Dataset:

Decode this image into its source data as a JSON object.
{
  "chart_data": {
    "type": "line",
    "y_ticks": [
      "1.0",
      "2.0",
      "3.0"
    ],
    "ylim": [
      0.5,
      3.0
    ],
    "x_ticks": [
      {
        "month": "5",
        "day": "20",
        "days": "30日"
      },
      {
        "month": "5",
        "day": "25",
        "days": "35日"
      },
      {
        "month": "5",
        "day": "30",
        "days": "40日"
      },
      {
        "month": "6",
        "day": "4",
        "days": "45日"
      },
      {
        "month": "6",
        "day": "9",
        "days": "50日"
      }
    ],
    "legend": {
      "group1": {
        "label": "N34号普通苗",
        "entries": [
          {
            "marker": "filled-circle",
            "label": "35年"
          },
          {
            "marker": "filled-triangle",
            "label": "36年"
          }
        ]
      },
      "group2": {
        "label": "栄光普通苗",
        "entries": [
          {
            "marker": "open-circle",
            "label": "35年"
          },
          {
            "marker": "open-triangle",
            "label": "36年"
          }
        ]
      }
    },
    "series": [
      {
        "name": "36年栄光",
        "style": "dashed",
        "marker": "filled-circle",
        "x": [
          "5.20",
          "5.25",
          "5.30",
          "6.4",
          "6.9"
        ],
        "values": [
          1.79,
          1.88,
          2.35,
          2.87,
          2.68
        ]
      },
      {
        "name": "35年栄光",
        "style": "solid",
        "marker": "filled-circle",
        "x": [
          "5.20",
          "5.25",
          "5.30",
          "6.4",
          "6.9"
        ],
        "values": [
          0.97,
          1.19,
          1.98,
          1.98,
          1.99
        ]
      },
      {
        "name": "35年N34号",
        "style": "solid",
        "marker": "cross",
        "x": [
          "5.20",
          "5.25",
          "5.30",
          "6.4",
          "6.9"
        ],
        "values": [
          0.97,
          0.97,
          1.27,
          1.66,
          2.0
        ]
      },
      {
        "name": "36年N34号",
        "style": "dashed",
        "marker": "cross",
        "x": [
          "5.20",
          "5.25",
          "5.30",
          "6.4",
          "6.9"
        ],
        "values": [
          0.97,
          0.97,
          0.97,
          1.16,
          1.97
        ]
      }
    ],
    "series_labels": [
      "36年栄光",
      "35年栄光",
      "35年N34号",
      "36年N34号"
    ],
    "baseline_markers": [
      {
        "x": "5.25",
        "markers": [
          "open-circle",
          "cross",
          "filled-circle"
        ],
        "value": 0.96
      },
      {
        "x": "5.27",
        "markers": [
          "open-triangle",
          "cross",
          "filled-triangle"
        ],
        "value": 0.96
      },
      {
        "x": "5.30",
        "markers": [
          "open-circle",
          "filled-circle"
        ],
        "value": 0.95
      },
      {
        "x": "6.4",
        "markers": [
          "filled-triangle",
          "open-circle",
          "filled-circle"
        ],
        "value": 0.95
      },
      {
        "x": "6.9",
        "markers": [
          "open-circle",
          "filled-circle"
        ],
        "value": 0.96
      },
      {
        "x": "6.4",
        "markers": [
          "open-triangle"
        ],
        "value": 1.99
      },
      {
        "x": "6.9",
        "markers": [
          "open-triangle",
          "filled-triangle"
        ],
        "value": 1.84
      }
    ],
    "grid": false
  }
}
...
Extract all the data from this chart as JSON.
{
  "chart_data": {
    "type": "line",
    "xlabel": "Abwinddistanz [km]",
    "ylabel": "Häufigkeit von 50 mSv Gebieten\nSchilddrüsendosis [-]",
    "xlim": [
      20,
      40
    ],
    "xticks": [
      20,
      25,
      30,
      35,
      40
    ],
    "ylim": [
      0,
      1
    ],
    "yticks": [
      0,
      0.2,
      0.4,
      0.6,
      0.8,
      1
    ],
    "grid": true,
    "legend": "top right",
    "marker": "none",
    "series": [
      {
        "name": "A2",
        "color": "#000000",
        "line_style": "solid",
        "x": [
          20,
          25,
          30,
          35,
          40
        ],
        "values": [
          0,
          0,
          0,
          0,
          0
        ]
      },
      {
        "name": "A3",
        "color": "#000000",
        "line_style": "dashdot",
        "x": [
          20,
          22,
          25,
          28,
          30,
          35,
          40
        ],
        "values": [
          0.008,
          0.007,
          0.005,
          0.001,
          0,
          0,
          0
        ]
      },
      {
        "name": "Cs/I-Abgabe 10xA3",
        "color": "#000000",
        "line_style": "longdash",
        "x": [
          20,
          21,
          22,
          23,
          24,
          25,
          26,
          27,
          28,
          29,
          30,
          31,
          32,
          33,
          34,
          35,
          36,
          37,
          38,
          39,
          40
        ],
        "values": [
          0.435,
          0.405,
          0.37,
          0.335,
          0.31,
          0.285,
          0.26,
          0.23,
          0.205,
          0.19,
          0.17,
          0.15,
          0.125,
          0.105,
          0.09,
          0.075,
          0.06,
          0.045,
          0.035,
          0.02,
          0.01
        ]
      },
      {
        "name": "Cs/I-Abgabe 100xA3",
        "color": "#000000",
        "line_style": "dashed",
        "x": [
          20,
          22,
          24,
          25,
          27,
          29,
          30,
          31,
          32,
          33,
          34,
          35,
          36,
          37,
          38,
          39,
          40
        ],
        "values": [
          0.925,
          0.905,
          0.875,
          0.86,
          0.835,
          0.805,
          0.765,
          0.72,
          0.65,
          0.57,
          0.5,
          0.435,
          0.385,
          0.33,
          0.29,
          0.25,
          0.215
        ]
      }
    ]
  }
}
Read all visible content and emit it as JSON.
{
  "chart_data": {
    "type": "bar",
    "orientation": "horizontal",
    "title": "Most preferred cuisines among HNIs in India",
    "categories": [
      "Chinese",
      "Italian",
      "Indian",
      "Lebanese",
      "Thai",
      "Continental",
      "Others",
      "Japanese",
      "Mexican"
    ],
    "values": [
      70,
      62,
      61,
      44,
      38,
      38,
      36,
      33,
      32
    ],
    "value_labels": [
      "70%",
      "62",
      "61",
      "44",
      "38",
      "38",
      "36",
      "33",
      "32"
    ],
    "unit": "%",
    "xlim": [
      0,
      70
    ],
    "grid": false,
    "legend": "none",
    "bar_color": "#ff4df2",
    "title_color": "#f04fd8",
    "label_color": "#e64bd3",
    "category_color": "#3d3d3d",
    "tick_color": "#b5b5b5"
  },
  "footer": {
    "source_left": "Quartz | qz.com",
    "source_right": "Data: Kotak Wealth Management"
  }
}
--
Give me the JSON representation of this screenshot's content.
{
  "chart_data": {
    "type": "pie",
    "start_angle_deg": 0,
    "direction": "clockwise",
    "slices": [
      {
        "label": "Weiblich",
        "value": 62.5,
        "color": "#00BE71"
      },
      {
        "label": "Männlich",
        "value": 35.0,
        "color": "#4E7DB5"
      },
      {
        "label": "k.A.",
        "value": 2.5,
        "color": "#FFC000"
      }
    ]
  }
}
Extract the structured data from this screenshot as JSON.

Work to do: Transcribe the lines above from the one with "Give me the" through the one with "Extract the structured". Include both ends and leave out every other line.

Answer below:
Give me the JSON representation of this screenshot's content.
{
  "chart_data": {
    "type": "pie",
    "start_angle_deg": 0,
    "direction": "clockwise",
    "slices": [
      {
        "label": "Weiblich",
        "value": 62.5,
        "color": "#00BE71"
      },
      {
        "label": "Männlich",
        "value": 35.0,
        "color": "#4E7DB5"
      },
      {
        "label": "k.A.",
        "value": 2.5,
        "color": "#FFC000"
      }
    ]
  }
}
Extract the structured data from this screenshot as JSON.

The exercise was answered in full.